[Job]
Copy the listing from the line with "UI element localization: list" to the line with "likes-label: Me gusta".

□ □ □

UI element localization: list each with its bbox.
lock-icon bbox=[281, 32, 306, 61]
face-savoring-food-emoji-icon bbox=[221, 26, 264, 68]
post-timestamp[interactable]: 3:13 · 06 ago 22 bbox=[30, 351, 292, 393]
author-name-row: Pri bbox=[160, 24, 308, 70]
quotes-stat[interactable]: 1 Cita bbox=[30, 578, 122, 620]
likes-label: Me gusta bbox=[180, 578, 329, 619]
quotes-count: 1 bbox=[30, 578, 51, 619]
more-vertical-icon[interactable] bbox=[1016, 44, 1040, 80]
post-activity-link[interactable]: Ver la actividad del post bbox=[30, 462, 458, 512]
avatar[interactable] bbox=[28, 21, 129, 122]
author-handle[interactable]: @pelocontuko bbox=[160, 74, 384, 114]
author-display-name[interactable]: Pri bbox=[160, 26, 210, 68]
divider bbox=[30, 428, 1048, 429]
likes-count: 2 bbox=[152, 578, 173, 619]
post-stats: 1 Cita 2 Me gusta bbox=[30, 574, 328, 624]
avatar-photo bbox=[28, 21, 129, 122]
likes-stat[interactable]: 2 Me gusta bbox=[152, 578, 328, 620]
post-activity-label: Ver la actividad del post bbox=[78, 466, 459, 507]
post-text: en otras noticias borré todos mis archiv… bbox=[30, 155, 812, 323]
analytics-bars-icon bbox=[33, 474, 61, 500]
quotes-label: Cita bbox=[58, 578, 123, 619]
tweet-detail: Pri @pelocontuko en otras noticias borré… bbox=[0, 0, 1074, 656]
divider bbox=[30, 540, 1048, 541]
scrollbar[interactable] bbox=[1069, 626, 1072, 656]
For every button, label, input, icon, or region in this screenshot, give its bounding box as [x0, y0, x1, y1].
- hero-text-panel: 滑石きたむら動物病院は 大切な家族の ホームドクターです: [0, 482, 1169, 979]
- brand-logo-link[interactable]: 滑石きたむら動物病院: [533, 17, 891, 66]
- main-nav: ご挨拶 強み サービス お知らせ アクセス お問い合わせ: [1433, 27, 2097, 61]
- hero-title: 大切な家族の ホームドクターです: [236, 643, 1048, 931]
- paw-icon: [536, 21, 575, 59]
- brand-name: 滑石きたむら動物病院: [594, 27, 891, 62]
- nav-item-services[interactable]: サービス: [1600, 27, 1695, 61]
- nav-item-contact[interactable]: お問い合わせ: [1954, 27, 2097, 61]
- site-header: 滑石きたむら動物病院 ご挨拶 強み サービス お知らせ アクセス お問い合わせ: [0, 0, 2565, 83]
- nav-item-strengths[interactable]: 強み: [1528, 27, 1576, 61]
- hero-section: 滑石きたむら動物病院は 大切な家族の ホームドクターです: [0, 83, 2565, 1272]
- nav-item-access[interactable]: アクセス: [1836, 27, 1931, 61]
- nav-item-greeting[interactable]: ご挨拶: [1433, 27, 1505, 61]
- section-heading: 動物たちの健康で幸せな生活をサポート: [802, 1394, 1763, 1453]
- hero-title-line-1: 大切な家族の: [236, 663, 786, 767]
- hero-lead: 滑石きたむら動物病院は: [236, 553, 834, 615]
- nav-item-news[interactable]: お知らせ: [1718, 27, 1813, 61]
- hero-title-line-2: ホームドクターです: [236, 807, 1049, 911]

□ □ □

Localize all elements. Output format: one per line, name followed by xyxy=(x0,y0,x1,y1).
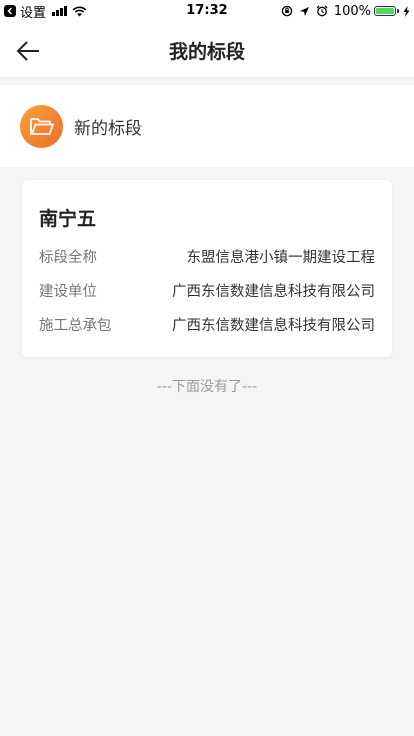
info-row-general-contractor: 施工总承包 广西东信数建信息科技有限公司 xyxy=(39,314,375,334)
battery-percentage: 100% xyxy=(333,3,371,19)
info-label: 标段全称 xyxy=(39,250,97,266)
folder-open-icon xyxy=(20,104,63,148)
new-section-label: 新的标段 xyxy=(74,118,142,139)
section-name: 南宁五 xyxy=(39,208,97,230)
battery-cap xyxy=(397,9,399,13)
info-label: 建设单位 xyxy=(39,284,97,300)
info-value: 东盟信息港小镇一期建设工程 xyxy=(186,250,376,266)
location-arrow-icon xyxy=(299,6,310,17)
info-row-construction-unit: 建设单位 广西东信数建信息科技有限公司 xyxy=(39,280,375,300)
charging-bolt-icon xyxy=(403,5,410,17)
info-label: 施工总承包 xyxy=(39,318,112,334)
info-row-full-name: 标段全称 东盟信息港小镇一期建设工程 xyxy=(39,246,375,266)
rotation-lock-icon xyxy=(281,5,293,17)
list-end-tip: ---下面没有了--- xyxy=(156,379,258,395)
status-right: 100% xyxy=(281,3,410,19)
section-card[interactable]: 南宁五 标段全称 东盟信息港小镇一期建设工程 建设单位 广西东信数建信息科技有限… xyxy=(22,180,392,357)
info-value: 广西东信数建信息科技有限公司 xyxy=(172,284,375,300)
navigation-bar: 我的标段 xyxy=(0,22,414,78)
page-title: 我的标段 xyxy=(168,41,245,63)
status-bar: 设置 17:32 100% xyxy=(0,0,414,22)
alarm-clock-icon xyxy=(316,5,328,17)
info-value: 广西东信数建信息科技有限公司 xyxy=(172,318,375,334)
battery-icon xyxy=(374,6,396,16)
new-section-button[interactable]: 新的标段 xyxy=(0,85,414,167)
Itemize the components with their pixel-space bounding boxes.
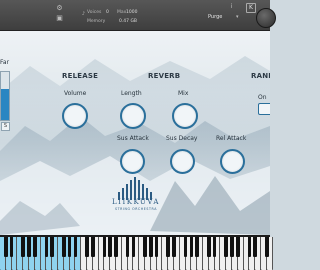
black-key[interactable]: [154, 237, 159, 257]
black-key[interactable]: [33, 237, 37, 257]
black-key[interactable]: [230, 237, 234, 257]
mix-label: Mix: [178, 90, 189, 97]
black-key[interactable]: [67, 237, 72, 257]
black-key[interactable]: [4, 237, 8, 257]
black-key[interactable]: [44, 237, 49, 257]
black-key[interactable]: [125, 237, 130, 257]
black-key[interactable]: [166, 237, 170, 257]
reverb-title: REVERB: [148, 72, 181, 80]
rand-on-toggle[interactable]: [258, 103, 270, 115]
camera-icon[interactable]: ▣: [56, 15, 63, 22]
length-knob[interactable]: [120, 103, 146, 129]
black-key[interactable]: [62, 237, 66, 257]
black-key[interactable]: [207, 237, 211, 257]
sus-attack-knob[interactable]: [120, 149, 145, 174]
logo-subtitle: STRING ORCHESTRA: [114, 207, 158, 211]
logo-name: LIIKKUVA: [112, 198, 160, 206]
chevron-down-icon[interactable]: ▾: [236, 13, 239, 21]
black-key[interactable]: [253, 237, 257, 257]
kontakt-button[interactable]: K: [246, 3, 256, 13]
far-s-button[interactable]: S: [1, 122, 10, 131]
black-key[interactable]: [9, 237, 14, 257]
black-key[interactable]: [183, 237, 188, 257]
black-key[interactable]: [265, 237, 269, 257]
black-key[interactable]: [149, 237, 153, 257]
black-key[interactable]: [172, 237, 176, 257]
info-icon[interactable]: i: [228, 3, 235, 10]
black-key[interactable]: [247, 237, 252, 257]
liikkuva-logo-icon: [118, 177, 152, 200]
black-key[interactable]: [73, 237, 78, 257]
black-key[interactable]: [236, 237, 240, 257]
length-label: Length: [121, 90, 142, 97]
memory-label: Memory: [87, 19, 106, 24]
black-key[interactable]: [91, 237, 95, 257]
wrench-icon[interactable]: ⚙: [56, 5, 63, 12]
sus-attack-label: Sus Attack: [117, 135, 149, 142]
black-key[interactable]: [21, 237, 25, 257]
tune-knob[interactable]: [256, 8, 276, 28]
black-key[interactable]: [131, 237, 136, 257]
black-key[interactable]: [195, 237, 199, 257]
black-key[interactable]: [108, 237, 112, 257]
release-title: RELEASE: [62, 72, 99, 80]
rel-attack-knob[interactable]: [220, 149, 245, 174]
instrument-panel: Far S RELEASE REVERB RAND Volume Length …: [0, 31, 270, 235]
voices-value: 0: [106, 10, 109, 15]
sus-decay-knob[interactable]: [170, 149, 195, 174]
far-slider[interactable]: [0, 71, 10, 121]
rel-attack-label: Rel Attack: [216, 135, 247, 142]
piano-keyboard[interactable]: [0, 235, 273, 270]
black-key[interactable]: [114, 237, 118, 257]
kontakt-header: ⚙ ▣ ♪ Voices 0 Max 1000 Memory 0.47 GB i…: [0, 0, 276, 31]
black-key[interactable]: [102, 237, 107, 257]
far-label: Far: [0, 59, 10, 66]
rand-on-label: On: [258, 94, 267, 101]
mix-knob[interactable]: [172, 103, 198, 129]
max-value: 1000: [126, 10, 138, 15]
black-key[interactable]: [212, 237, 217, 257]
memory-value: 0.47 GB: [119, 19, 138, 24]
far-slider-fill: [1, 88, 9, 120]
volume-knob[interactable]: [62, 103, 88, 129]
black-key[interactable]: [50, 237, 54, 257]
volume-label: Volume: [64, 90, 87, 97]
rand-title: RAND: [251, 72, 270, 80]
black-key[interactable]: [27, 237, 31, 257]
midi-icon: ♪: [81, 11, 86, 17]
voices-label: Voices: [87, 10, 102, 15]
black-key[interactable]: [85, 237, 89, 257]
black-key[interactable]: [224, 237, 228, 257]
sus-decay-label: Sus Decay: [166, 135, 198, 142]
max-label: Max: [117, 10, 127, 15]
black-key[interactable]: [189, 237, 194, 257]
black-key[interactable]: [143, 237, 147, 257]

□ □ □

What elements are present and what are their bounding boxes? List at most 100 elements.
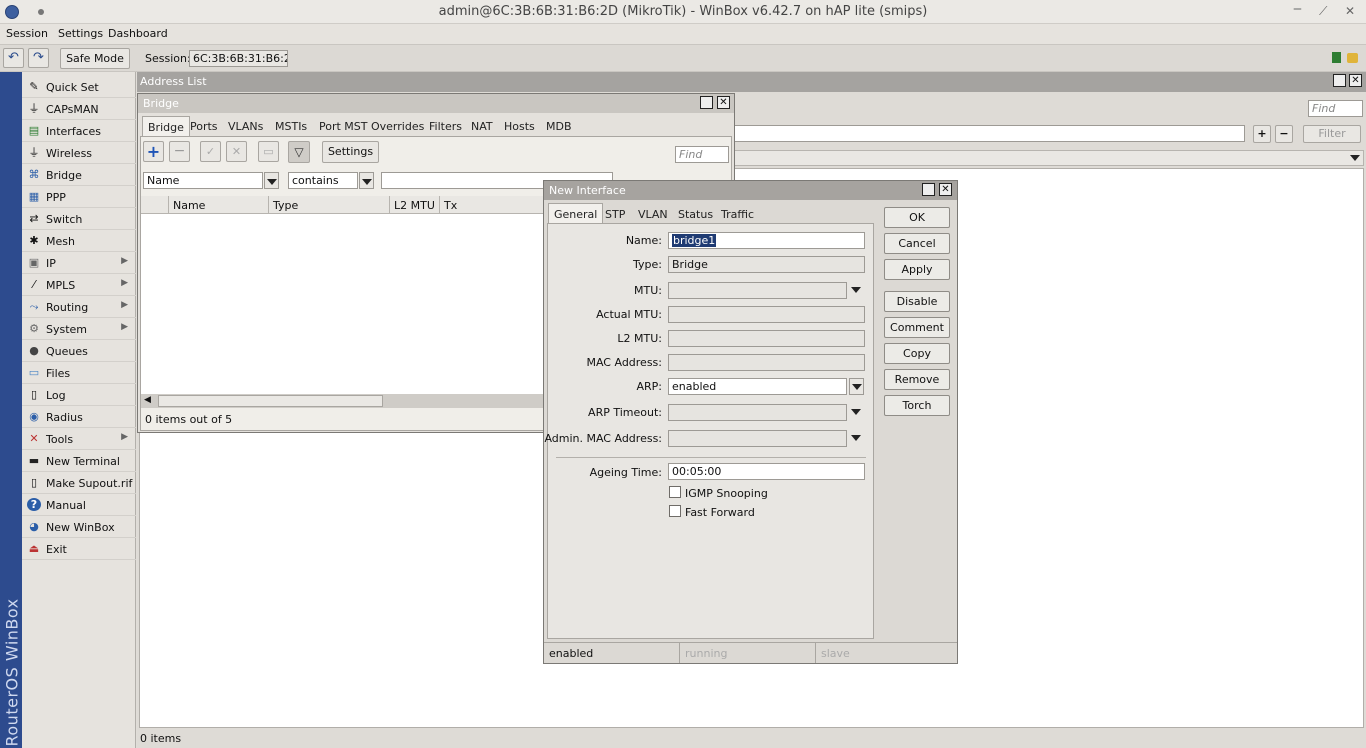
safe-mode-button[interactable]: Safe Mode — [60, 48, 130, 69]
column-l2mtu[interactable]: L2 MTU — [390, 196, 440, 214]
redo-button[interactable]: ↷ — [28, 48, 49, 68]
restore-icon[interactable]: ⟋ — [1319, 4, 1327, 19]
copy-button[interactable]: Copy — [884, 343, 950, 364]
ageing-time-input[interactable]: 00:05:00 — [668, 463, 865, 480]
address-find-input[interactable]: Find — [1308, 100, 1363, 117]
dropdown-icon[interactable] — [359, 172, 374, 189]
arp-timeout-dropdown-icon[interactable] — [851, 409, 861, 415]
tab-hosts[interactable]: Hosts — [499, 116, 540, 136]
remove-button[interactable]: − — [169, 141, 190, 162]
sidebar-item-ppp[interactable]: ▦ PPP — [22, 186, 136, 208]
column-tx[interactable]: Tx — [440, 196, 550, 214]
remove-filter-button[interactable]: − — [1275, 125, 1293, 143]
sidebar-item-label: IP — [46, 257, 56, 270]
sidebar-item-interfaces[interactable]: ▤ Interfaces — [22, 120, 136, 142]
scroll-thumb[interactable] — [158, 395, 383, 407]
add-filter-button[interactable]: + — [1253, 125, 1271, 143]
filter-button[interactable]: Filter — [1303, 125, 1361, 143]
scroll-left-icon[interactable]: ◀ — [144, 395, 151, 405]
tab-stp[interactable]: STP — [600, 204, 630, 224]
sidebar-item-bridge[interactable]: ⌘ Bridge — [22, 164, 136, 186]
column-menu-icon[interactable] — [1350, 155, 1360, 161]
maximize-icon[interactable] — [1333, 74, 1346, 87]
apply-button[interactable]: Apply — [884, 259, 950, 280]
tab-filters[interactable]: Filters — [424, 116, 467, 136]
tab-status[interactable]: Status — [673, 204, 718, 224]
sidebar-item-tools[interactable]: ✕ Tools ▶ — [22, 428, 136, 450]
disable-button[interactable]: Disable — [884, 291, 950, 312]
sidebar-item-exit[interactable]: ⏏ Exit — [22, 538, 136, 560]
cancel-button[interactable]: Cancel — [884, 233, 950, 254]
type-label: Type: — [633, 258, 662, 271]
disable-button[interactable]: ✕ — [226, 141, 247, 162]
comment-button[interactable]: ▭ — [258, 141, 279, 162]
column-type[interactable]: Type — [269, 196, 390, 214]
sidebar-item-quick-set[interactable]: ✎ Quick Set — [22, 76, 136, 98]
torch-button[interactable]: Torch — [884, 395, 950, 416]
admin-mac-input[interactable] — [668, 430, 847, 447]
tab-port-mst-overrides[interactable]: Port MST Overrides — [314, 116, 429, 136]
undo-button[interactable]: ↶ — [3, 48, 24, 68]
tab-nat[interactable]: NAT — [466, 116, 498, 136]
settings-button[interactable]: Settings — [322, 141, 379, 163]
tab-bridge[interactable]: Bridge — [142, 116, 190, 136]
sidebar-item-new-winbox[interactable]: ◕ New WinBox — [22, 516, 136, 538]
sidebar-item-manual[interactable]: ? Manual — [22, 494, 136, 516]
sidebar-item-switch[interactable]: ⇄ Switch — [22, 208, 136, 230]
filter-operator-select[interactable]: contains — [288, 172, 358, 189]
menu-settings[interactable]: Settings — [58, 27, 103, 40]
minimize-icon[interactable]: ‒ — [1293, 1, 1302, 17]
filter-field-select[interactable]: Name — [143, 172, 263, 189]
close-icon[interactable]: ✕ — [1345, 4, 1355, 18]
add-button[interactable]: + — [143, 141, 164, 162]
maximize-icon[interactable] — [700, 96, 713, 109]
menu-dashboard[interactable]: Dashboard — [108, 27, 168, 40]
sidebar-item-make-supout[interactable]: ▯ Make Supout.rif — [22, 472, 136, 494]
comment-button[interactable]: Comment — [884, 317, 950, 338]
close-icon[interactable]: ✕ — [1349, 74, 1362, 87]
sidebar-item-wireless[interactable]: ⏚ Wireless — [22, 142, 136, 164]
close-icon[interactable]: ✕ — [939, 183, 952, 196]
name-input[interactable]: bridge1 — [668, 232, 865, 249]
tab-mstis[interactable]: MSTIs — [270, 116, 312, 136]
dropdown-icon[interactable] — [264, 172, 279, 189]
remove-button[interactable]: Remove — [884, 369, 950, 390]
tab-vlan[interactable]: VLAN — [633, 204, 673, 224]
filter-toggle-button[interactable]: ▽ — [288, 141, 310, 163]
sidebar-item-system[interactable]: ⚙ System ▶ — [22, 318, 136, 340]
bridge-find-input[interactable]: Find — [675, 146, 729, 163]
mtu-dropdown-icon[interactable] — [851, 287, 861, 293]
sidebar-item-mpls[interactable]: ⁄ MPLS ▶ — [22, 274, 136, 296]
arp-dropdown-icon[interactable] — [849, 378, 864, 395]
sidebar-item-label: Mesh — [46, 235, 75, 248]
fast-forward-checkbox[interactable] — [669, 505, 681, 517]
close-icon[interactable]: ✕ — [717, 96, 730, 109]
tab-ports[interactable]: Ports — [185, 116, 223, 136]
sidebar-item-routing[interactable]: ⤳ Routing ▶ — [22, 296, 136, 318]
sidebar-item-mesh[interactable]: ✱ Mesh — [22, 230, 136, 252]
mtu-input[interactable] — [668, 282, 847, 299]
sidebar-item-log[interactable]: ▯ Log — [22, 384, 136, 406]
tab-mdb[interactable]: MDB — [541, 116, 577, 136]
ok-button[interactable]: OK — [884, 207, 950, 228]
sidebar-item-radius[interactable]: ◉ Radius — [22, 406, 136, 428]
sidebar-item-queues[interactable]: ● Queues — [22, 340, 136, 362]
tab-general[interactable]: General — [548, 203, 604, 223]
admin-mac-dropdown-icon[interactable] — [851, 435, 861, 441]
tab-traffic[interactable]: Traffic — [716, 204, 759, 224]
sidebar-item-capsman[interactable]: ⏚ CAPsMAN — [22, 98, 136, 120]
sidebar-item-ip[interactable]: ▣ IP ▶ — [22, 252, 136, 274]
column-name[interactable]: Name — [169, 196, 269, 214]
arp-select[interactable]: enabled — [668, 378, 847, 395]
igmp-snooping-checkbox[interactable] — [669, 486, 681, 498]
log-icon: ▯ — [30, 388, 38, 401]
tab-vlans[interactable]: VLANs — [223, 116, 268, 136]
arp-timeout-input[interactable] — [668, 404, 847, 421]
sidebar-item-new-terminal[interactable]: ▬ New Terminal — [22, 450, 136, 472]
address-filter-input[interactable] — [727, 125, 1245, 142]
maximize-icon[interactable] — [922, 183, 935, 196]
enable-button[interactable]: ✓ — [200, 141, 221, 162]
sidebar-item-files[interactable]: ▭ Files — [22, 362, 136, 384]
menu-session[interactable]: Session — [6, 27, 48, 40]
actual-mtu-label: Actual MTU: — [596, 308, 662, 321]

□ □ □

[Worked answer]
UI element localization: list each with its bbox.
lock-icon bbox=[281, 32, 306, 61]
face-savoring-food-emoji-icon bbox=[221, 26, 264, 68]
post-timestamp[interactable]: 3:13 · 06 ago 22 bbox=[30, 351, 292, 393]
author-name-row: Pri bbox=[160, 24, 308, 70]
quotes-stat[interactable]: 1 Cita bbox=[30, 578, 122, 620]
likes-label: Me gusta bbox=[180, 578, 329, 619]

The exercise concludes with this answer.